Written request
Reproduce the following lines verbatim, in their original order.

###

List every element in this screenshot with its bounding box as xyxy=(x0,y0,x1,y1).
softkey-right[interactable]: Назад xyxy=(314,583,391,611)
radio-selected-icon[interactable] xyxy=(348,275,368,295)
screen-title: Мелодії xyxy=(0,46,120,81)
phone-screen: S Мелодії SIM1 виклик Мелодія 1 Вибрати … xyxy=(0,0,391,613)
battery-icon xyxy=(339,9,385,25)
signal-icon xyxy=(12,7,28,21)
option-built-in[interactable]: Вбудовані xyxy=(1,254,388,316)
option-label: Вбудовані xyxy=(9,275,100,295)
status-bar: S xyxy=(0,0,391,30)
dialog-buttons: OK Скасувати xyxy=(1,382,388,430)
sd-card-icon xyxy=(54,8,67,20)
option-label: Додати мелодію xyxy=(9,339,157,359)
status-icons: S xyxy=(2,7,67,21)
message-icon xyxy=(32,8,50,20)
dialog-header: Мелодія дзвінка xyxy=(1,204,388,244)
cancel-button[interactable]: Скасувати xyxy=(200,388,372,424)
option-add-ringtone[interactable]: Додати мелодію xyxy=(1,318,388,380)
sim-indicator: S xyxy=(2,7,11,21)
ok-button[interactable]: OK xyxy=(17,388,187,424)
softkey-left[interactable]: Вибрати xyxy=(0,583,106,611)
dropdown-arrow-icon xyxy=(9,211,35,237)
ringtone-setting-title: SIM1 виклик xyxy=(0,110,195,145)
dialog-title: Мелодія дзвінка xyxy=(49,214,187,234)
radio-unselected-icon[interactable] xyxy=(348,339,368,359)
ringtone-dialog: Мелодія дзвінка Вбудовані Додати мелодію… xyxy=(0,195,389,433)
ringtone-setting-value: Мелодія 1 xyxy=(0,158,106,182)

###

Reply to the exercise
List every element in this screenshot with its bounding box as xyxy=(x0,y0,x1,y1).
softkey-right[interactable]: Назад xyxy=(314,583,391,611)
radio-selected-icon[interactable] xyxy=(348,275,368,295)
screen-title: Мелодії xyxy=(0,46,120,81)
phone-screen: S Мелодії SIM1 виклик Мелодія 1 Вибрати … xyxy=(0,0,391,613)
battery-icon xyxy=(339,9,385,25)
signal-icon xyxy=(12,7,28,21)
option-built-in[interactable]: Вбудовані xyxy=(1,254,388,316)
option-label: Вбудовані xyxy=(9,275,100,295)
status-bar: S xyxy=(0,0,391,30)
dialog-buttons: OK Скасувати xyxy=(1,382,388,430)
sd-card-icon xyxy=(54,8,67,20)
option-label: Додати мелодію xyxy=(9,339,157,359)
status-icons: S xyxy=(2,7,67,21)
message-icon xyxy=(32,8,50,20)
dialog-header: Мелодія дзвінка xyxy=(1,204,388,244)
cancel-button[interactable]: Скасувати xyxy=(200,388,372,424)
option-add-ringtone[interactable]: Додати мелодію xyxy=(1,318,388,380)
sim-indicator: S xyxy=(2,7,11,21)
ok-button[interactable]: OK xyxy=(17,388,187,424)
softkey-left[interactable]: Вибрати xyxy=(0,583,106,611)
dropdown-arrow-icon xyxy=(9,211,35,237)
ringtone-setting-title: SIM1 виклик xyxy=(0,110,195,145)
dialog-title: Мелодія дзвінка xyxy=(49,214,187,234)
radio-unselected-icon[interactable] xyxy=(348,339,368,359)
ringtone-dialog: Мелодія дзвінка Вбудовані Додати мелодію… xyxy=(0,195,389,433)
ringtone-setting-value: Мелодія 1 xyxy=(0,158,106,182)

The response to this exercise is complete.